> Data listing:
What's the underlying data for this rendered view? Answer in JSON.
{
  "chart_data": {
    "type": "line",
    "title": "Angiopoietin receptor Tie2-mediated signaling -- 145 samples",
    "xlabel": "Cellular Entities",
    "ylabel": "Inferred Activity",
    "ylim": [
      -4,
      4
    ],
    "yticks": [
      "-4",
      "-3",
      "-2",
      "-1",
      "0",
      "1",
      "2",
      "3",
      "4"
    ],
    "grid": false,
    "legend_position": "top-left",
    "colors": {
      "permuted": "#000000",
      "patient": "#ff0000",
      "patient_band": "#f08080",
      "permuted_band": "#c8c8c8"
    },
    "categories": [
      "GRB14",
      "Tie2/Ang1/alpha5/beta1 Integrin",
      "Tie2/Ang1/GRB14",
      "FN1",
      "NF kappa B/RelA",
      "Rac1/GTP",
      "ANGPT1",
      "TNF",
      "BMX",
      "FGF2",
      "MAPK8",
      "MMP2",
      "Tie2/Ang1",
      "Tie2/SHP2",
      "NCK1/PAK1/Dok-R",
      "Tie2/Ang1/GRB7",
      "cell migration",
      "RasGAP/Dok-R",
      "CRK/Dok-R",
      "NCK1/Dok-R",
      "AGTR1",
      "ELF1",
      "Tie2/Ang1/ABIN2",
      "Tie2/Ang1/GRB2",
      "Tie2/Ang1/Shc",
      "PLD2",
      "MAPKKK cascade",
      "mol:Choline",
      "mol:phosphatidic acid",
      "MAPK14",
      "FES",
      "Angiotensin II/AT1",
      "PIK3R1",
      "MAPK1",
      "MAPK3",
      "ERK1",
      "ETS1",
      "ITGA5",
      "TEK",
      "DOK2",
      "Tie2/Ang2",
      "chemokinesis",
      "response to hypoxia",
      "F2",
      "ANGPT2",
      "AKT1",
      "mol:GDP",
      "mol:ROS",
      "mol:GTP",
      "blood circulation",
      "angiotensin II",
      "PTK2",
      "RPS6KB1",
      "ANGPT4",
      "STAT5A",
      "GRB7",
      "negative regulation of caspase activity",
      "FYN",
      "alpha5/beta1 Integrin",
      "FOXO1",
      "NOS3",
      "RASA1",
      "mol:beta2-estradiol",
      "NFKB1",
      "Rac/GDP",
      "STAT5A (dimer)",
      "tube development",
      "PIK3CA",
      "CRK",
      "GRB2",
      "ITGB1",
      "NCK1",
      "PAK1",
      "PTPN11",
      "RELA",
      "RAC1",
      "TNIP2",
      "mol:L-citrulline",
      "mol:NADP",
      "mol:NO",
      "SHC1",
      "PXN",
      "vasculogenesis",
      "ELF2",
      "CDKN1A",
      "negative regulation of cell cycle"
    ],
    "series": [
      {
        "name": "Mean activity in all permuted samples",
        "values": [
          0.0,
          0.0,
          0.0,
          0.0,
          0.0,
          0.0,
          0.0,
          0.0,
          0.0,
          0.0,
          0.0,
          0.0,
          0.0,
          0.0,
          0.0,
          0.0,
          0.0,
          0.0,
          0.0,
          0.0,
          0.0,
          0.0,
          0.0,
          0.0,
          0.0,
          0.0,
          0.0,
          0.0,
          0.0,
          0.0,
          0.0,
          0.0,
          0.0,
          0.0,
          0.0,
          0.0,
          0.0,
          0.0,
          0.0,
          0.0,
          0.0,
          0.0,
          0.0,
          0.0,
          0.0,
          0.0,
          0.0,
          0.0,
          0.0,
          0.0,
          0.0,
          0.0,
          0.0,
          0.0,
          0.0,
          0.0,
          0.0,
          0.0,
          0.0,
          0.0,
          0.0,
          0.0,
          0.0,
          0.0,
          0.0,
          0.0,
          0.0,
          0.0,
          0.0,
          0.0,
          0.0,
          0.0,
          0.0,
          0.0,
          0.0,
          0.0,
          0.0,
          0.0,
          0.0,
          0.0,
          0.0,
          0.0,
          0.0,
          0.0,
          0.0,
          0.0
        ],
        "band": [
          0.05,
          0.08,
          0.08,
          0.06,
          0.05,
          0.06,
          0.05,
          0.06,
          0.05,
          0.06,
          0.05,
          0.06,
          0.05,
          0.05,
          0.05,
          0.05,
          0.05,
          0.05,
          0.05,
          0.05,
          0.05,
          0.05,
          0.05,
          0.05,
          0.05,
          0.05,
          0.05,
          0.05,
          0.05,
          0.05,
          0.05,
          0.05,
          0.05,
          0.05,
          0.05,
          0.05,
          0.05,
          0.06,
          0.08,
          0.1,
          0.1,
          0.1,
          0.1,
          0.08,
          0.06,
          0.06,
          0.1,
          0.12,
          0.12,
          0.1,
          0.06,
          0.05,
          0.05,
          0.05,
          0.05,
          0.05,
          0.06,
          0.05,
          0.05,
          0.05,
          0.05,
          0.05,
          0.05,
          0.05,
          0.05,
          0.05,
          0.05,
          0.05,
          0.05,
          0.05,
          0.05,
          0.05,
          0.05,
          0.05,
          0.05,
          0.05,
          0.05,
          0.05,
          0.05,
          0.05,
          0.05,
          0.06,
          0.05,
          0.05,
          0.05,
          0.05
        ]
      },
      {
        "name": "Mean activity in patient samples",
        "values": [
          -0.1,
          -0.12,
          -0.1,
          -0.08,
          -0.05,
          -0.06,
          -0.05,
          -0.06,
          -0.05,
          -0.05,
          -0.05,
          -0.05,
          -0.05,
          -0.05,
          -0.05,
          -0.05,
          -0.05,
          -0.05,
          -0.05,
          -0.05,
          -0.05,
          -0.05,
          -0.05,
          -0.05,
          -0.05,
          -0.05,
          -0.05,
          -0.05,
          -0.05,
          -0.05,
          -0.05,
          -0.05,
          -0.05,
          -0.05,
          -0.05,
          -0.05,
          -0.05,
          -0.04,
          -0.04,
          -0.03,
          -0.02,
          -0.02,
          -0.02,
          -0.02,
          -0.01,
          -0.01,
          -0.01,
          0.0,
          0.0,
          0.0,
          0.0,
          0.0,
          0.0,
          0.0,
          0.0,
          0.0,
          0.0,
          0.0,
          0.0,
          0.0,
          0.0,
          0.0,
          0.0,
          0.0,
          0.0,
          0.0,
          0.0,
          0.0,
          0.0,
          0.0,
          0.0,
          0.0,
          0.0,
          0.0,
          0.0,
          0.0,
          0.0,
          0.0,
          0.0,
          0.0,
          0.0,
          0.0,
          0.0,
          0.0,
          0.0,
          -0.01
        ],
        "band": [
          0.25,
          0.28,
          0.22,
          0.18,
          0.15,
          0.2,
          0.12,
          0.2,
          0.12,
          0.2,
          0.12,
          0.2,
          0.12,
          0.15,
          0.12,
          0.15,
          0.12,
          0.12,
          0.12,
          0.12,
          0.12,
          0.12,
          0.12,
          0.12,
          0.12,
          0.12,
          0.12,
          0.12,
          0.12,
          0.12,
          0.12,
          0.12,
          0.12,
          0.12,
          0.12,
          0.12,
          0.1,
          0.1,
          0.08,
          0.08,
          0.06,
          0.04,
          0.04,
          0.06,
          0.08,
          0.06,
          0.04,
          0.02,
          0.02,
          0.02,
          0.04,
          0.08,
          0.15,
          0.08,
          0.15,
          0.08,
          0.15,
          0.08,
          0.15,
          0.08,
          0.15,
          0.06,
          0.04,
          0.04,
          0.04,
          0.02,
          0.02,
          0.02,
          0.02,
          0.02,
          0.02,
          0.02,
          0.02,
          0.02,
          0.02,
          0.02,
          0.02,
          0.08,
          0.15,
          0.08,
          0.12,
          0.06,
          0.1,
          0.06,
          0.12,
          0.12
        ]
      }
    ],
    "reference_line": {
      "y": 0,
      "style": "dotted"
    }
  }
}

> Goal of the exercise:
After reading the entries, reproduce every one of them exactly.

> Answer to this exercise:
What's the underlying data for this rendered view? Answer in JSON.
{
  "chart_data": {
    "type": "line",
    "title": "Angiopoietin receptor Tie2-mediated signaling -- 145 samples",
    "xlabel": "Cellular Entities",
    "ylabel": "Inferred Activity",
    "ylim": [
      -4,
      4
    ],
    "yticks": [
      "-4",
      "-3",
      "-2",
      "-1",
      "0",
      "1",
      "2",
      "3",
      "4"
    ],
    "grid": false,
    "legend_position": "top-left",
    "colors": {
      "permuted": "#000000",
      "patient": "#ff0000",
      "patient_band": "#f08080",
      "permuted_band": "#c8c8c8"
    },
    "categories": [
      "GRB14",
      "Tie2/Ang1/alpha5/beta1 Integrin",
      "Tie2/Ang1/GRB14",
      "FN1",
      "NF kappa B/RelA",
      "Rac1/GTP",
      "ANGPT1",
      "TNF",
      "BMX",
      "FGF2",
      "MAPK8",
      "MMP2",
      "Tie2/Ang1",
      "Tie2/SHP2",
      "NCK1/PAK1/Dok-R",
      "Tie2/Ang1/GRB7",
      "cell migration",
      "RasGAP/Dok-R",
      "CRK/Dok-R",
      "NCK1/Dok-R",
      "AGTR1",
      "ELF1",
      "Tie2/Ang1/ABIN2",
      "Tie2/Ang1/GRB2",
      "Tie2/Ang1/Shc",
      "PLD2",
      "MAPKKK cascade",
      "mol:Choline",
      "mol:phosphatidic acid",
      "MAPK14",
      "FES",
      "Angiotensin II/AT1",
      "PIK3R1",
      "MAPK1",
      "MAPK3",
      "ERK1",
      "ETS1",
      "ITGA5",
      "TEK",
      "DOK2",
      "Tie2/Ang2",
      "chemokinesis",
      "response to hypoxia",
      "F2",
      "ANGPT2",
      "AKT1",
      "mol:GDP",
      "mol:ROS",
      "mol:GTP",
      "blood circulation",
      "angiotensin II",
      "PTK2",
      "RPS6KB1",
      "ANGPT4",
      "STAT5A",
      "GRB7",
      "negative regulation of caspase activity",
      "FYN",
      "alpha5/beta1 Integrin",
      "FOXO1",
      "NOS3",
      "RASA1",
      "mol:beta2-estradiol",
      "NFKB1",
      "Rac/GDP",
      "STAT5A (dimer)",
      "tube development",
      "PIK3CA",
      "CRK",
      "GRB2",
      "ITGB1",
      "NCK1",
      "PAK1",
      "PTPN11",
      "RELA",
      "RAC1",
      "TNIP2",
      "mol:L-citrulline",
      "mol:NADP",
      "mol:NO",
      "SHC1",
      "PXN",
      "vasculogenesis",
      "ELF2",
      "CDKN1A",
      "negative regulation of cell cycle"
    ],
    "series": [
      {
        "name": "Mean activity in all permuted samples",
        "values": [
          0.0,
          0.0,
          0.0,
          0.0,
          0.0,
          0.0,
          0.0,
          0.0,
          0.0,
          0.0,
          0.0,
          0.0,
          0.0,
          0.0,
          0.0,
          0.0,
          0.0,
          0.0,
          0.0,
          0.0,
          0.0,
          0.0,
          0.0,
          0.0,
          0.0,
          0.0,
          0.0,
          0.0,
          0.0,
          0.0,
          0.0,
          0.0,
          0.0,
          0.0,
          0.0,
          0.0,
          0.0,
          0.0,
          0.0,
          0.0,
          0.0,
          0.0,
          0.0,
          0.0,
          0.0,
          0.0,
          0.0,
          0.0,
          0.0,
          0.0,
          0.0,
          0.0,
          0.0,
          0.0,
          0.0,
          0.0,
          0.0,
          0.0,
          0.0,
          0.0,
          0.0,
          0.0,
          0.0,
          0.0,
          0.0,
          0.0,
          0.0,
          0.0,
          0.0,
          0.0,
          0.0,
          0.0,
          0.0,
          0.0,
          0.0,
          0.0,
          0.0,
          0.0,
          0.0,
          0.0,
          0.0,
          0.0,
          0.0,
          0.0,
          0.0,
          0.0
        ],
        "band": [
          0.05,
          0.08,
          0.08,
          0.06,
          0.05,
          0.06,
          0.05,
          0.06,
          0.05,
          0.06,
          0.05,
          0.06,
          0.05,
          0.05,
          0.05,
          0.05,
          0.05,
          0.05,
          0.05,
          0.05,
          0.05,
          0.05,
          0.05,
          0.05,
          0.05,
          0.05,
          0.05,
          0.05,
          0.05,
          0.05,
          0.05,
          0.05,
          0.05,
          0.05,
          0.05,
          0.05,
          0.05,
          0.06,
          0.08,
          0.1,
          0.1,
          0.1,
          0.1,
          0.08,
          0.06,
          0.06,
          0.1,
          0.12,
          0.12,
          0.1,
          0.06,
          0.05,
          0.05,
          0.05,
          0.05,
          0.05,
          0.06,
          0.05,
          0.05,
          0.05,
          0.05,
          0.05,
          0.05,
          0.05,
          0.05,
          0.05,
          0.05,
          0.05,
          0.05,
          0.05,
          0.05,
          0.05,
          0.05,
          0.05,
          0.05,
          0.05,
          0.05,
          0.05,
          0.05,
          0.05,
          0.05,
          0.06,
          0.05,
          0.05,
          0.05,
          0.05
        ]
      },
      {
        "name": "Mean activity in patient samples",
        "values": [
          -0.1,
          -0.12,
          -0.1,
          -0.08,
          -0.05,
          -0.06,
          -0.05,
          -0.06,
          -0.05,
          -0.05,
          -0.05,
          -0.05,
          -0.05,
          -0.05,
          -0.05,
          -0.05,
          -0.05,
          -0.05,
          -0.05,
          -0.05,
          -0.05,
          -0.05,
          -0.05,
          -0.05,
          -0.05,
          -0.05,
          -0.05,
          -0.05,
          -0.05,
          -0.05,
          -0.05,
          -0.05,
          -0.05,
          -0.05,
          -0.05,
          -0.05,
          -0.05,
          -0.04,
          -0.04,
          -0.03,
          -0.02,
          -0.02,
          -0.02,
          -0.02,
          -0.01,
          -0.01,
          -0.01,
          0.0,
          0.0,
          0.0,
          0.0,
          0.0,
          0.0,
          0.0,
          0.0,
          0.0,
          0.0,
          0.0,
          0.0,
          0.0,
          0.0,
          0.0,
          0.0,
          0.0,
          0.0,
          0.0,
          0.0,
          0.0,
          0.0,
          0.0,
          0.0,
          0.0,
          0.0,
          0.0,
          0.0,
          0.0,
          0.0,
          0.0,
          0.0,
          0.0,
          0.0,
          0.0,
          0.0,
          0.0,
          0.0,
          -0.01
        ],
        "band": [
          0.25,
          0.28,
          0.22,
          0.18,
          0.15,
          0.2,
          0.12,
          0.2,
          0.12,
          0.2,
          0.12,
          0.2,
          0.12,
          0.15,
          0.12,
          0.15,
          0.12,
          0.12,
          0.12,
          0.12,
          0.12,
          0.12,
          0.12,
          0.12,
          0.12,
          0.12,
          0.12,
          0.12,
          0.12,
          0.12,
          0.12,
          0.12,
          0.12,
          0.12,
          0.12,
          0.12,
          0.1,
          0.1,
          0.08,
          0.08,
          0.06,
          0.04,
          0.04,
          0.06,
          0.08,
          0.06,
          0.04,
          0.02,
          0.02,
          0.02,
          0.04,
          0.08,
          0.15,
          0.08,
          0.15,
          0.08,
          0.15,
          0.08,
          0.15,
          0.08,
          0.15,
          0.06,
          0.04,
          0.04,
          0.04,
          0.02,
          0.02,
          0.02,
          0.02,
          0.02,
          0.02,
          0.02,
          0.02,
          0.02,
          0.02,
          0.02,
          0.02,
          0.08,
          0.15,
          0.08,
          0.12,
          0.06,
          0.1,
          0.06,
          0.12,
          0.12
        ]
      }
    ],
    "reference_line": {
      "y": 0,
      "style": "dotted"
    }
  }
}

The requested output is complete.